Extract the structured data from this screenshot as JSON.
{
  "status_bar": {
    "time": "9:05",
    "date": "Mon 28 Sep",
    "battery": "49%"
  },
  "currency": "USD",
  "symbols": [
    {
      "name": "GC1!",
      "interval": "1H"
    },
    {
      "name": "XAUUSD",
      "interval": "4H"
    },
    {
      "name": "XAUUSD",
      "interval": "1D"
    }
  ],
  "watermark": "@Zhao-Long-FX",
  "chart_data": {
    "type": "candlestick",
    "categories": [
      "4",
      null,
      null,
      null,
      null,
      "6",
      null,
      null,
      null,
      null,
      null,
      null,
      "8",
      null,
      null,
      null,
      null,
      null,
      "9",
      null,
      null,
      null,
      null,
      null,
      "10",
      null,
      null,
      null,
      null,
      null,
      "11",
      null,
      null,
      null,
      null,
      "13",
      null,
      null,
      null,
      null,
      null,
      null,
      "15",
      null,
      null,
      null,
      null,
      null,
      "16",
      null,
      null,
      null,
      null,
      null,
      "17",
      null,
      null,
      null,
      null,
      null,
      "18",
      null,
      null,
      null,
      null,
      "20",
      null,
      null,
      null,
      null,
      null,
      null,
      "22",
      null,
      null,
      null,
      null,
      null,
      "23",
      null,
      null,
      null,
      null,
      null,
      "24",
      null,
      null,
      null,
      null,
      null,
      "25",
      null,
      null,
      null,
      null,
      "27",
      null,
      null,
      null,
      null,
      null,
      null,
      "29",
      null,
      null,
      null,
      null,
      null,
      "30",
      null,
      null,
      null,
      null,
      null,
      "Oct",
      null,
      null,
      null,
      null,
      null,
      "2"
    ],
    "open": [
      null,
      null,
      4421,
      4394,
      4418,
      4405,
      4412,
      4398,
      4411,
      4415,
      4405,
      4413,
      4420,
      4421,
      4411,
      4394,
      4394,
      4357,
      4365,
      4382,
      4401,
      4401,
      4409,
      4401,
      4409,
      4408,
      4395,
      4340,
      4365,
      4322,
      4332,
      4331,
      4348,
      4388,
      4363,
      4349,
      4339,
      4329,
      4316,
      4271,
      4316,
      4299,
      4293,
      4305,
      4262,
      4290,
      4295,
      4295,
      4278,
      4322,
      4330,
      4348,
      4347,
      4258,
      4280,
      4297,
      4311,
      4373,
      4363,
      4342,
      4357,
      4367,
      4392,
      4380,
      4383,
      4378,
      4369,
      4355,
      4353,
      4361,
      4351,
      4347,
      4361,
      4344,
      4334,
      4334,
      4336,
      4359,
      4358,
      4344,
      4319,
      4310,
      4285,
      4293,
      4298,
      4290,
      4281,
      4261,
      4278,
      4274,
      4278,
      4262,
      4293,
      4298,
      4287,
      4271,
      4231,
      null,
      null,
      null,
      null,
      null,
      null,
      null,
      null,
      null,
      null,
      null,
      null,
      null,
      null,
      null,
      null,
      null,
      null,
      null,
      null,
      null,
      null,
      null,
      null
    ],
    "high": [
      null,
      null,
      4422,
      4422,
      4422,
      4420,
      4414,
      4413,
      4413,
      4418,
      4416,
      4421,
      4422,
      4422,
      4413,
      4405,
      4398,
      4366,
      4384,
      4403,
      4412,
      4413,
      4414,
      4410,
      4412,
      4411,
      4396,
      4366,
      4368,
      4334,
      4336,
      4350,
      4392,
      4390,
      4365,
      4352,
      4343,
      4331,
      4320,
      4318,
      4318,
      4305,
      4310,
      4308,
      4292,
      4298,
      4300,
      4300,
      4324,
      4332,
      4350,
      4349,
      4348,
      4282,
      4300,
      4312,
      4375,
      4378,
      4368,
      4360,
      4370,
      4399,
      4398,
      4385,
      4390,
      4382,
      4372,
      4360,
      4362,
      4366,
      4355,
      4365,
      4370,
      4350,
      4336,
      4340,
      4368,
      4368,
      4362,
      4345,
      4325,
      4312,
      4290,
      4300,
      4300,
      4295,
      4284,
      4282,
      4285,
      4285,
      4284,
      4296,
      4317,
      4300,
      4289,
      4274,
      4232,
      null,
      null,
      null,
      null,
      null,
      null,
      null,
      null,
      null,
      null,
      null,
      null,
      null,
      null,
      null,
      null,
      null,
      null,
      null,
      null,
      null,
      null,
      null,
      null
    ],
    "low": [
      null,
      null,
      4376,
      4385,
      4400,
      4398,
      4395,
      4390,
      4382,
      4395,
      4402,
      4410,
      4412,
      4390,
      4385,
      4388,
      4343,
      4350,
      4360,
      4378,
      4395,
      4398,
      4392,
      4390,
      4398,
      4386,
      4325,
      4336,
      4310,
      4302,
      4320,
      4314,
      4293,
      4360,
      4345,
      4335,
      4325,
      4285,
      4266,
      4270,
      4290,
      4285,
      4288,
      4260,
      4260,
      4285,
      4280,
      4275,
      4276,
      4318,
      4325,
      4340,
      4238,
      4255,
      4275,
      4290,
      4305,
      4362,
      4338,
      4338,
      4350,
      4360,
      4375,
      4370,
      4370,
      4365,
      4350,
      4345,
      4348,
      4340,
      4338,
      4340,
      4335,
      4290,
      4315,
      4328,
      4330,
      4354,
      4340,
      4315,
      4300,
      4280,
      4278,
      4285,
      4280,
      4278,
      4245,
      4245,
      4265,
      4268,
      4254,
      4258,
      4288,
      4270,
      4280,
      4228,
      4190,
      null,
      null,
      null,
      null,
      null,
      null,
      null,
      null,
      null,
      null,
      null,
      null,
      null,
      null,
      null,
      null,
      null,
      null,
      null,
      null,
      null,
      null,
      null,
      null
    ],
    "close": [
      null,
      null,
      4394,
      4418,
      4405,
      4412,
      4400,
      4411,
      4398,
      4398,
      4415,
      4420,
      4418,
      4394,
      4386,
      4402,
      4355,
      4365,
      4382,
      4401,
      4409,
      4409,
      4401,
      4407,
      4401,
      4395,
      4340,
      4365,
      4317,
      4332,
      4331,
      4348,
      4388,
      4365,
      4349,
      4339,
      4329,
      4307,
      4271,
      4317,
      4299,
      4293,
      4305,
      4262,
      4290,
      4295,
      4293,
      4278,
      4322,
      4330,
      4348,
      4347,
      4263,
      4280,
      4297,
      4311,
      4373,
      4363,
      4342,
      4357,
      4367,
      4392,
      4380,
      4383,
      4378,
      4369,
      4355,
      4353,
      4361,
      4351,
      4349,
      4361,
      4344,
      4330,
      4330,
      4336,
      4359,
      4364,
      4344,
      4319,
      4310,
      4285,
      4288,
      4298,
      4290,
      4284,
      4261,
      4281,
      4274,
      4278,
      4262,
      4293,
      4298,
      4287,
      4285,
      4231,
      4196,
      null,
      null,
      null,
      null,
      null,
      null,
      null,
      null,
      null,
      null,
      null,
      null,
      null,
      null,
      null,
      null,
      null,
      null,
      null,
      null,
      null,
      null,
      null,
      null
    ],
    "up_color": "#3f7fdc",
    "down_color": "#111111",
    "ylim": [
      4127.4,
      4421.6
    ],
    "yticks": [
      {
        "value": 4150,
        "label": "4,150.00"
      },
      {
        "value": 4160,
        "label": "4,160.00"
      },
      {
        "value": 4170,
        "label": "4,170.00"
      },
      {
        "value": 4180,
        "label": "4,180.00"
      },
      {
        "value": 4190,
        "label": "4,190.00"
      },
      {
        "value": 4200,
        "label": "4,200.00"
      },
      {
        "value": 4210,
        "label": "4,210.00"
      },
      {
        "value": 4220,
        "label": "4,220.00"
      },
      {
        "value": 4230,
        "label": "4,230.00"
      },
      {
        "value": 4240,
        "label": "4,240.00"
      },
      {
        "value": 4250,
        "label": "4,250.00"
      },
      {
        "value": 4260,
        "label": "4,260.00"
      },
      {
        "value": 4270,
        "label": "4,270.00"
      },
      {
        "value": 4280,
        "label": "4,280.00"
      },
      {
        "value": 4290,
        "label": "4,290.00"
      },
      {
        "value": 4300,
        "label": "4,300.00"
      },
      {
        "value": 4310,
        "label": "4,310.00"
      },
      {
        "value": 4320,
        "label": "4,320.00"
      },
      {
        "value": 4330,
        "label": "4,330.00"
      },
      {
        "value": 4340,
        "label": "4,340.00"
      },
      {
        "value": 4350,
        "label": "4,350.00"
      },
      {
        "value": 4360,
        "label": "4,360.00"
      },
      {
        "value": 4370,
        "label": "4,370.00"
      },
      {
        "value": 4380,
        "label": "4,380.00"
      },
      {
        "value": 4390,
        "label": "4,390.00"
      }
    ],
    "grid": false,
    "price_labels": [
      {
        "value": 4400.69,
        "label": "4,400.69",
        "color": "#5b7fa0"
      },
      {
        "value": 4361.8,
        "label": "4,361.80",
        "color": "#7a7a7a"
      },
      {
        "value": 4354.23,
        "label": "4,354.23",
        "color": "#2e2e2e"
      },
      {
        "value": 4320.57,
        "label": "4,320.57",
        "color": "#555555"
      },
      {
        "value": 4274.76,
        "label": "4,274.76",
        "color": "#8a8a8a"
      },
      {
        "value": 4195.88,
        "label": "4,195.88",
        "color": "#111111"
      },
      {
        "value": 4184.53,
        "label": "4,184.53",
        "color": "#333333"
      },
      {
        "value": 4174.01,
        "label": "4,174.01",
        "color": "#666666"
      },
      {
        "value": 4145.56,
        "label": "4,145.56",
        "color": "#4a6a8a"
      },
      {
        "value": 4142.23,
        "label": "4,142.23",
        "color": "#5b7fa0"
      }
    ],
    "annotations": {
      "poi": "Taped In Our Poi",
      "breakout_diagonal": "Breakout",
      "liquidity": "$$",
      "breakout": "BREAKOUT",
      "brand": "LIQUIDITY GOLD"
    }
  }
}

## Given request
Copy out every line of the listing that includes the string "interval".

## The reply
      "interval": "1H"
      "interval": "4H"
      "interval": "1D"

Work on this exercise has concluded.